## Excerpted data
========================

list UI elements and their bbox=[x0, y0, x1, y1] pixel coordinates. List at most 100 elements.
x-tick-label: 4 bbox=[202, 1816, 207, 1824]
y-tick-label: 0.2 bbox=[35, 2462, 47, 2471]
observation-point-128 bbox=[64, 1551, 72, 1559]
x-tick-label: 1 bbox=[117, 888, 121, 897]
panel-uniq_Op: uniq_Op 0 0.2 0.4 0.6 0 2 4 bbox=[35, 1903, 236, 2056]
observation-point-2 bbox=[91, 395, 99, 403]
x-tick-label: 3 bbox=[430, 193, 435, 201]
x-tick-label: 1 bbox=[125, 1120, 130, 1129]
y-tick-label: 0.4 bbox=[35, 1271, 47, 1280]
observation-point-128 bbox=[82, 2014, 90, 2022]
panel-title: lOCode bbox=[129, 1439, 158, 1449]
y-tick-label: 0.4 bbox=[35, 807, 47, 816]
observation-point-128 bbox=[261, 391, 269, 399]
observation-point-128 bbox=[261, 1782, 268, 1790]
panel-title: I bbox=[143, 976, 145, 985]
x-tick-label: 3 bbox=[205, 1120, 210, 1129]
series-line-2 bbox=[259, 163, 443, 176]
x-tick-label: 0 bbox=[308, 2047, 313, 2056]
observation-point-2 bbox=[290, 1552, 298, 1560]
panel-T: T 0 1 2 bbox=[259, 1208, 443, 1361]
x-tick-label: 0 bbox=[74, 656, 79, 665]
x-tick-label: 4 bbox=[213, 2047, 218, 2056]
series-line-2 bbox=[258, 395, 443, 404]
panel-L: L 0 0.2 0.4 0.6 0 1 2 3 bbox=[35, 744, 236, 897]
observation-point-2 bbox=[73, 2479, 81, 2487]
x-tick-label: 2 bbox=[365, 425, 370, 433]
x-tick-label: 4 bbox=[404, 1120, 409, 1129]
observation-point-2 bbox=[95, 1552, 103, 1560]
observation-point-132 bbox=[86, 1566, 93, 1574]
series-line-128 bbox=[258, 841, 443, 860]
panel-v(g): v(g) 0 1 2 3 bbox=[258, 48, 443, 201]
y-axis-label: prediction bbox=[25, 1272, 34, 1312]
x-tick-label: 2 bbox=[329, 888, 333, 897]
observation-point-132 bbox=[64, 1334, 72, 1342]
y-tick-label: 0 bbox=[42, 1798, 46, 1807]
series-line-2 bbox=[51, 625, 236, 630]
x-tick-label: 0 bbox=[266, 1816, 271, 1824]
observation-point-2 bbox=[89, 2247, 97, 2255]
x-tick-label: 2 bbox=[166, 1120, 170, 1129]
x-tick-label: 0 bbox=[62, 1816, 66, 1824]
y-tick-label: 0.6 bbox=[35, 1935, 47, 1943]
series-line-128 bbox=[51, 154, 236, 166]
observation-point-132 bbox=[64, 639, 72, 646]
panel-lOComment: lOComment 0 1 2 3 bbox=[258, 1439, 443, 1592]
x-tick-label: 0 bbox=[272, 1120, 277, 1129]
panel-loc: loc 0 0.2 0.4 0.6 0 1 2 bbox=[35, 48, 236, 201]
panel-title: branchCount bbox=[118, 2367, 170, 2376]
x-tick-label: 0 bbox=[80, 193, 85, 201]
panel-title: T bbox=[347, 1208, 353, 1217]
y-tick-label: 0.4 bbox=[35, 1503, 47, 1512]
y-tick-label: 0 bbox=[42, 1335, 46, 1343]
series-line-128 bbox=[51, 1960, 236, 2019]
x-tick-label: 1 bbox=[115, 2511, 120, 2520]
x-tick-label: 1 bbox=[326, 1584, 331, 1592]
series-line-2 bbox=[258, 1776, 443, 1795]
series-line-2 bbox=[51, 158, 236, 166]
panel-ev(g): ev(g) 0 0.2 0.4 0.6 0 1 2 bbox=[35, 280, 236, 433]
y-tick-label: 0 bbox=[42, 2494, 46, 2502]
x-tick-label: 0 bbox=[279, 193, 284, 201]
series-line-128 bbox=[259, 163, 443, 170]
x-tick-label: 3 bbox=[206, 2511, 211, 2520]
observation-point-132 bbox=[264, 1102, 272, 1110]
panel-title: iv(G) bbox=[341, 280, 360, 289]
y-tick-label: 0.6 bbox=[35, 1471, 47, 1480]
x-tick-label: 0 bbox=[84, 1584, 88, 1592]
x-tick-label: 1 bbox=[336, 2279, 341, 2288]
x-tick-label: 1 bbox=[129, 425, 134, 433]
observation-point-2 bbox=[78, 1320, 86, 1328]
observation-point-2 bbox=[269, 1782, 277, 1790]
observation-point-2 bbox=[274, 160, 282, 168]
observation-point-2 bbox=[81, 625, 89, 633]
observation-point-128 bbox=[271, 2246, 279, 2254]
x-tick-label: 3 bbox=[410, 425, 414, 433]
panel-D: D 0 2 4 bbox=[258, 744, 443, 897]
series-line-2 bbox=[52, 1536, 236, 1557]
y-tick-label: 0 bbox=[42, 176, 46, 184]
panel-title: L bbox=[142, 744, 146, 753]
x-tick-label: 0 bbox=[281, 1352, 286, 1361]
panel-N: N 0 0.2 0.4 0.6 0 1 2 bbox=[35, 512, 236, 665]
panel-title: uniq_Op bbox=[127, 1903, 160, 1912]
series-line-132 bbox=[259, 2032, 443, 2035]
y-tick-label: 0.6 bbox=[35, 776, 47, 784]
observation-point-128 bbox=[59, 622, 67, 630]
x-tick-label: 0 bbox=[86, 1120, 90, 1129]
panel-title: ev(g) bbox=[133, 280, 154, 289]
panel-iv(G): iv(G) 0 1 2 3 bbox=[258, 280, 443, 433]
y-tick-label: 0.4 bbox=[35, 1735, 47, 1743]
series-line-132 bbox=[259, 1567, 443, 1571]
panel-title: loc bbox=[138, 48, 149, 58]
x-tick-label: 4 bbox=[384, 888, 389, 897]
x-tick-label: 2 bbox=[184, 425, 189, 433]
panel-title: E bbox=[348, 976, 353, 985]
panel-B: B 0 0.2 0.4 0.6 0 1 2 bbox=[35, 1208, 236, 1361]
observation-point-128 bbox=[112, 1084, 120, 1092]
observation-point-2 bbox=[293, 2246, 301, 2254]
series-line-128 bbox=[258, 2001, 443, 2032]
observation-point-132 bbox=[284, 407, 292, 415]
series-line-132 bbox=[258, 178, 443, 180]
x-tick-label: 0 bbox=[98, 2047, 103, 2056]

========================

## Given task
Reproduce every line of the records above word for word, in the same order, with nothing added or left out.

## The reply
list UI elements and their bbox=[x0, y0, x1, y1] pixel coordinates. List at most 100 elements.
x-tick-label: 4 bbox=[202, 1816, 207, 1824]
y-tick-label: 0.2 bbox=[35, 2462, 47, 2471]
observation-point-128 bbox=[64, 1551, 72, 1559]
x-tick-label: 1 bbox=[117, 888, 121, 897]
panel-uniq_Op: uniq_Op 0 0.2 0.4 0.6 0 2 4 bbox=[35, 1903, 236, 2056]
observation-point-2 bbox=[91, 395, 99, 403]
x-tick-label: 3 bbox=[430, 193, 435, 201]
x-tick-label: 1 bbox=[125, 1120, 130, 1129]
y-tick-label: 0.4 bbox=[35, 1271, 47, 1280]
observation-point-128 bbox=[82, 2014, 90, 2022]
panel-title: lOCode bbox=[129, 1439, 158, 1449]
y-tick-label: 0.4 bbox=[35, 807, 47, 816]
observation-point-128 bbox=[261, 391, 269, 399]
observation-point-128 bbox=[261, 1782, 268, 1790]
panel-title: I bbox=[143, 976, 145, 985]
x-tick-label: 3 bbox=[205, 1120, 210, 1129]
series-line-2 bbox=[259, 163, 443, 176]
x-tick-label: 0 bbox=[308, 2047, 313, 2056]
observation-point-2 bbox=[290, 1552, 298, 1560]
panel-T: T 0 1 2 bbox=[259, 1208, 443, 1361]
x-tick-label: 0 bbox=[74, 656, 79, 665]
x-tick-label: 4 bbox=[213, 2047, 218, 2056]
series-line-2 bbox=[258, 395, 443, 404]
panel-L: L 0 0.2 0.4 0.6 0 1 2 3 bbox=[35, 744, 236, 897]
observation-point-2 bbox=[73, 2479, 81, 2487]
x-tick-label: 2 bbox=[365, 425, 370, 433]
x-tick-label: 4 bbox=[404, 1120, 409, 1129]
observation-point-2 bbox=[95, 1552, 103, 1560]
observation-point-132 bbox=[86, 1566, 93, 1574]
series-line-128 bbox=[258, 841, 443, 860]
panel-v(g): v(g) 0 1 2 3 bbox=[258, 48, 443, 201]
y-axis-label: prediction bbox=[25, 1272, 34, 1312]
x-tick-label: 2 bbox=[329, 888, 333, 897]
observation-point-132 bbox=[64, 1334, 72, 1342]
y-tick-label: 0 bbox=[42, 1798, 46, 1807]
series-line-2 bbox=[51, 625, 236, 630]
x-tick-label: 0 bbox=[266, 1816, 271, 1824]
observation-point-2 bbox=[89, 2247, 97, 2255]
x-tick-label: 2 bbox=[166, 1120, 170, 1129]
x-tick-label: 0 bbox=[62, 1816, 66, 1824]
y-tick-label: 0.6 bbox=[35, 1935, 47, 1943]
series-line-128 bbox=[51, 154, 236, 166]
observation-point-132 bbox=[64, 639, 72, 646]
panel-lOComment: lOComment 0 1 2 3 bbox=[258, 1439, 443, 1592]
x-tick-label: 0 bbox=[272, 1120, 277, 1129]
panel-loc: loc 0 0.2 0.4 0.6 0 1 2 bbox=[35, 48, 236, 201]
panel-title: branchCount bbox=[118, 2367, 170, 2376]
x-tick-label: 0 bbox=[80, 193, 85, 201]
panel-title: T bbox=[347, 1208, 353, 1217]
y-tick-label: 0.4 bbox=[35, 1503, 47, 1512]
y-tick-label: 0 bbox=[42, 1335, 46, 1343]
series-line-128 bbox=[51, 1960, 236, 2019]
x-tick-label: 1 bbox=[115, 2511, 120, 2520]
x-tick-label: 1 bbox=[326, 1584, 331, 1592]
series-line-2 bbox=[258, 1776, 443, 1795]
series-line-2 bbox=[51, 158, 236, 166]
panel-ev(g): ev(g) 0 0.2 0.4 0.6 0 1 2 bbox=[35, 280, 236, 433]
y-tick-label: 0 bbox=[42, 2494, 46, 2502]
x-tick-label: 0 bbox=[279, 193, 284, 201]
series-line-128 bbox=[259, 163, 443, 170]
x-tick-label: 3 bbox=[206, 2511, 211, 2520]
observation-point-132 bbox=[264, 1102, 272, 1110]
panel-title: iv(G) bbox=[341, 280, 360, 289]
y-tick-label: 0.6 bbox=[35, 1471, 47, 1480]
x-tick-label: 0 bbox=[84, 1584, 88, 1592]
x-tick-label: 1 bbox=[336, 2279, 341, 2288]
x-tick-label: 1 bbox=[129, 425, 134, 433]
observation-point-2 bbox=[78, 1320, 86, 1328]
observation-point-2 bbox=[269, 1782, 277, 1790]
observation-point-2 bbox=[274, 160, 282, 168]
observation-point-2 bbox=[81, 625, 89, 633]
observation-point-128 bbox=[271, 2246, 279, 2254]
x-tick-label: 3 bbox=[410, 425, 414, 433]
panel-D: D 0 2 4 bbox=[258, 744, 443, 897]
series-line-2 bbox=[52, 1536, 236, 1557]
y-tick-label: 0 bbox=[42, 176, 46, 184]
panel-title: L bbox=[142, 744, 146, 753]
x-tick-label: 0 bbox=[281, 1352, 286, 1361]
panel-N: N 0 0.2 0.4 0.6 0 1 2 bbox=[35, 512, 236, 665]
panel-title: uniq_Op bbox=[127, 1903, 160, 1912]
series-line-132 bbox=[259, 2032, 443, 2035]
y-tick-label: 0.6 bbox=[35, 776, 47, 784]
observation-point-128 bbox=[59, 622, 67, 630]
x-tick-label: 0 bbox=[86, 1120, 90, 1129]
panel-title: ev(g) bbox=[133, 280, 154, 289]
panel-iv(G): iv(G) 0 1 2 3 bbox=[258, 280, 443, 433]
y-tick-label: 0.4 bbox=[35, 1735, 47, 1743]
series-line-132 bbox=[259, 1567, 443, 1571]
panel-title: loc bbox=[138, 48, 149, 58]
x-tick-label: 4 bbox=[384, 888, 389, 897]
x-tick-label: 2 bbox=[184, 425, 189, 433]
panel-title: E bbox=[348, 976, 353, 985]
panel-B: B 0 0.2 0.4 0.6 0 1 2 bbox=[35, 1208, 236, 1361]
observation-point-128 bbox=[112, 1084, 120, 1092]
observation-point-2 bbox=[293, 2246, 301, 2254]
series-line-128 bbox=[258, 2001, 443, 2032]
observation-point-132 bbox=[284, 407, 292, 415]
series-line-132 bbox=[258, 178, 443, 180]
x-tick-label: 0 bbox=[98, 2047, 103, 2056]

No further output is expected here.